■ **REQUIRED TASK**: Lines holding the string "difficulty" are the ones to copy from this listing.

■ **EXERCISE DATA**:
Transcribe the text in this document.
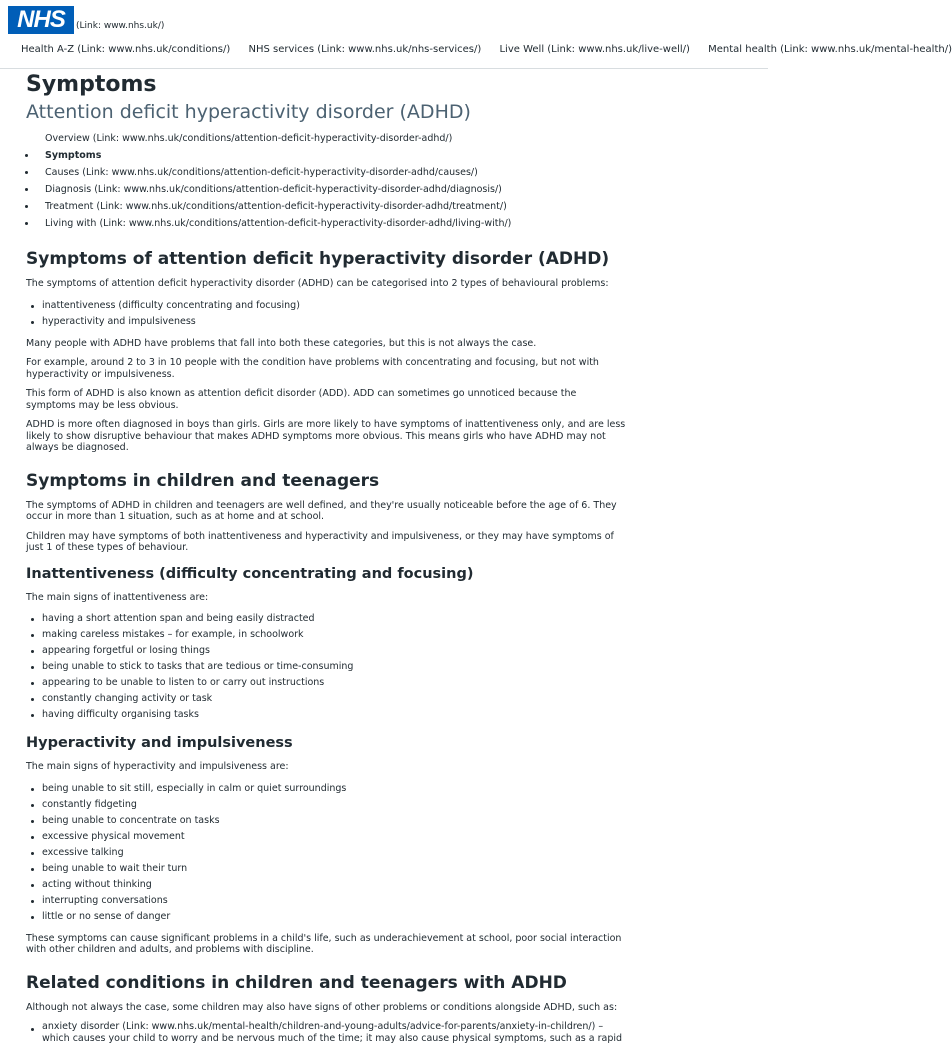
NHS	(Link: www.nhs.uk/)
Health A-Z (Link: www.nhs.uk/conditions/) NHS services (Link: www.nhs.uk/nhs-services/) Live Well (Link: www.nhs.uk/live-well/) Mental health (Link: www.nhs.uk/mental-health/)
Symptoms
Attention deficit hyperactivity disorder (ADHD)
Overview (Link: www.nhs.uk/conditions/attention-deficit-hyperactivity-disorder-adhd/)
Symptoms
Causes (Link: www.nhs.uk/conditions/attention-deficit-hyperactivity-disorder-adhd/causes/)
Diagnosis (Link: www.nhs.uk/conditions/attention-deficit-hyperactivity-disorder-adhd/diagnosis/)
Treatment (Link: www.nhs.uk/conditions/attention-deficit-hyperactivity-disorder-adhd/treatment/)
Living with (Link: www.nhs.uk/conditions/attention-deficit-hyperactivity-disorder-adhd/living-with/)
Symptoms of attention deficit hyperactivity disorder (ADHD)

The symptoms of attention deficit hyperactivity disorder (ADHD) can be categorised into 2 types of behavioural problems:

inattentiveness (difficulty concentrating and focusing)
hyperactivity and impulsiveness

Many people with ADHD have problems that fall into both these categories, but this is not always the case.

For example, around 2 to 3 in 10 people with the condition have problems with concentrating and focusing, but not with hyperactivity or impulsiveness.

This form of ADHD is also known as attention deficit disorder (ADD). ADD can sometimes go unnoticed because the symptoms may be less obvious.

ADHD is more often diagnosed in boys than girls. Girls are more likely to have symptoms of inattentiveness only, and are less likely to show disruptive behaviour that makes ADHD symptoms more obvious. This means girls who have ADHD may not always be diagnosed.

Symptoms in children and teenagers

The symptoms of ADHD in children and teenagers are well defined, and they're usually noticeable before the age of 6. They occur in more than 1 situation, such as at home and at school.

Children may have symptoms of both inattentiveness and hyperactivity and impulsiveness, or they may have symptoms of just 1 of these types of behaviour.

Inattentiveness (difficulty concentrating and focusing)

The main signs of inattentiveness are:

having a short attention span and being easily distracted
making careless mistakes – for example, in schoolwork
appearing forgetful or losing things
being unable to stick to tasks that are tedious or time-consuming
appearing to be unable to listen to or carry out instructions
constantly changing activity or task
having difficulty organising tasks
Hyperactivity and impulsiveness

The main signs of hyperactivity and impulsiveness are:

being unable to sit still, especially in calm or quiet surroundings
constantly fidgeting
being unable to concentrate on tasks
excessive physical movement
excessive talking
being unable to wait their turn
acting without thinking
interrupting conversations
little or no sense of danger

These symptoms can cause significant problems in a child's life, such as underachievement at school, poor social interaction with other children and adults, and problems with discipline.

Related conditions in children and teenagers with ADHD

Although not always the case, some children may also have signs of other problems or conditions alongside ADHD, such as:

anxiety disorder (Link: www.nhs.uk/mental-health/children-and-young-adults/advice-for-parents/anxiety-in-children/) – which causes your child to worry and be nervous much of the time; it may also cause physical symptoms, such as a rapid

■ **RESPONSE TO THE EXERCISE**:
inattentiveness (difficulty concentrating and focusing)
Inattentiveness (difficulty concentrating and focusing)
having difficulty organising tasks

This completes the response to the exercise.